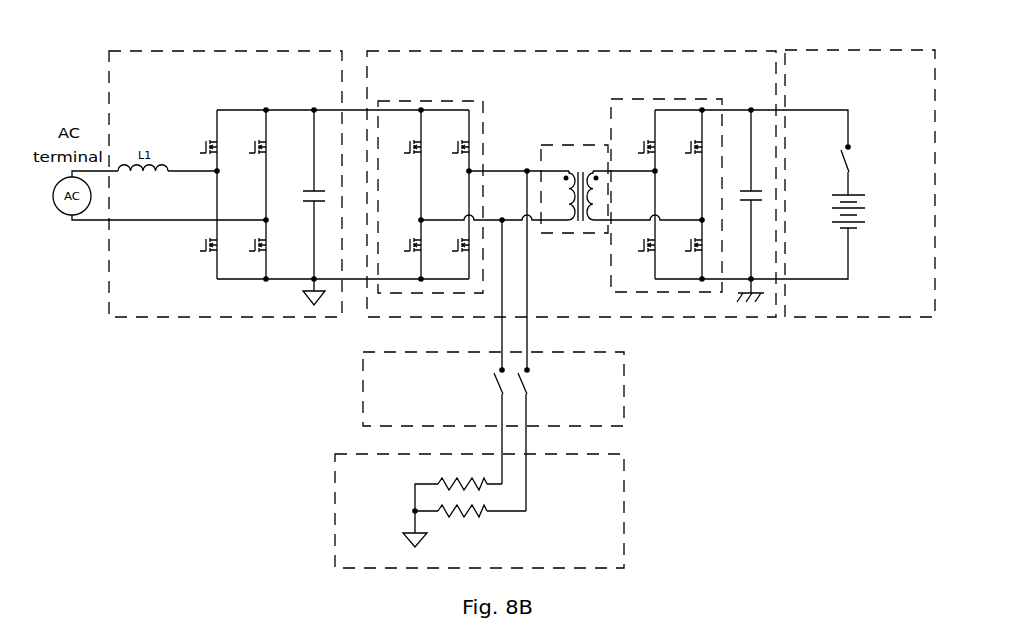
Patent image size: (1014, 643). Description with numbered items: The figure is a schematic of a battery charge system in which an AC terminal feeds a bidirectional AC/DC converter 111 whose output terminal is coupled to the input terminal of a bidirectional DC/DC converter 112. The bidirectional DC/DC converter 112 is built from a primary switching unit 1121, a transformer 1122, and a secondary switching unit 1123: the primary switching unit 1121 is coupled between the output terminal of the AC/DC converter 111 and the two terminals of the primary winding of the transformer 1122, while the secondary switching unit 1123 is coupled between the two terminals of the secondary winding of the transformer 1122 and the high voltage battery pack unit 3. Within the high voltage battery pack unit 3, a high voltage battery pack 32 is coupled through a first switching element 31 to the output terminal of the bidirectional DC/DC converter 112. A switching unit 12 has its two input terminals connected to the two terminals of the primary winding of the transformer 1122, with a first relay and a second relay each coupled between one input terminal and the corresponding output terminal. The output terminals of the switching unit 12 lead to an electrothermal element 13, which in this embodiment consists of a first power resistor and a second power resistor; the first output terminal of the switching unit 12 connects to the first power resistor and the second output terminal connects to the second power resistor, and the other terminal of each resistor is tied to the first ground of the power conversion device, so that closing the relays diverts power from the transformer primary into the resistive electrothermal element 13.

The AC/DC converter 111 is at (262, 51).
The bidirectional DC/DC converter 112 is at (625, 50).
The primary switching unit 1121 is at (398, 101).
The transformer 1122 is at (548, 145).
The secondary switching unit 1123 is at (647, 99).
The high voltage battery pack unit 3 is at (837, 50).
The first switching element 31 is at (862, 162).
The high voltage battery pack 32 is at (865, 218).
The switching unit 12 is at (627, 377).
The electrothermal element 13 is at (625, 467).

# # # # # # #

**DESCRIPTION OF THE TASK:**
Can you echo every line of the records above word for word, leaving out the picture?

**COMPLETE RESPONSE:**
Patent image size: (1014, 643). Description with numbered items: The figure is a schematic of a battery charge system in which an AC terminal feeds a bidirectional AC/DC converter 111 whose output terminal is coupled to the input terminal of a bidirectional DC/DC converter 112. The bidirectional DC/DC converter 112 is built from a primary switching unit 1121, a transformer 1122, and a secondary switching unit 1123: the primary switching unit 1121 is coupled between the output terminal of the AC/DC converter 111 and the two terminals of the primary winding of the transformer 1122, while the secondary switching unit 1123 is coupled between the two terminals of the secondary winding of the transformer 1122 and the high voltage battery pack unit 3. Within the high voltage battery pack unit 3, a high voltage battery pack 32 is coupled through a first switching element 31 to the output terminal of the bidirectional DC/DC converter 112. A switching unit 12 has its two input terminals connected to the two terminals of the primary winding of the transformer 1122, with a first relay and a second relay each coupled between one input terminal and the corresponding output terminal. The output terminals of the switching unit 12 lead to an electrothermal element 13, which in this embodiment consists of a first power resistor and a second power resistor; the first output terminal of the switching unit 12 connects to the first power resistor and the second output terminal connects to the second power resistor, and the other terminal of each resistor is tied to the first ground of the power conversion device, so that closing the relays diverts power from the transformer primary into the resistive electrothermal element 13.

The AC/DC converter 111 is at (262, 51).
The bidirectional DC/DC converter 112 is at (625, 50).
The primary switching unit 1121 is at (398, 101).
The transformer 1122 is at (548, 145).
The secondary switching unit 1123 is at (647, 99).
The high voltage battery pack unit 3 is at (837, 50).
The first switching element 31 is at (862, 162).
The high voltage battery pack 32 is at (865, 218).
The switching unit 12 is at (627, 377).
The electrothermal element 13 is at (625, 467).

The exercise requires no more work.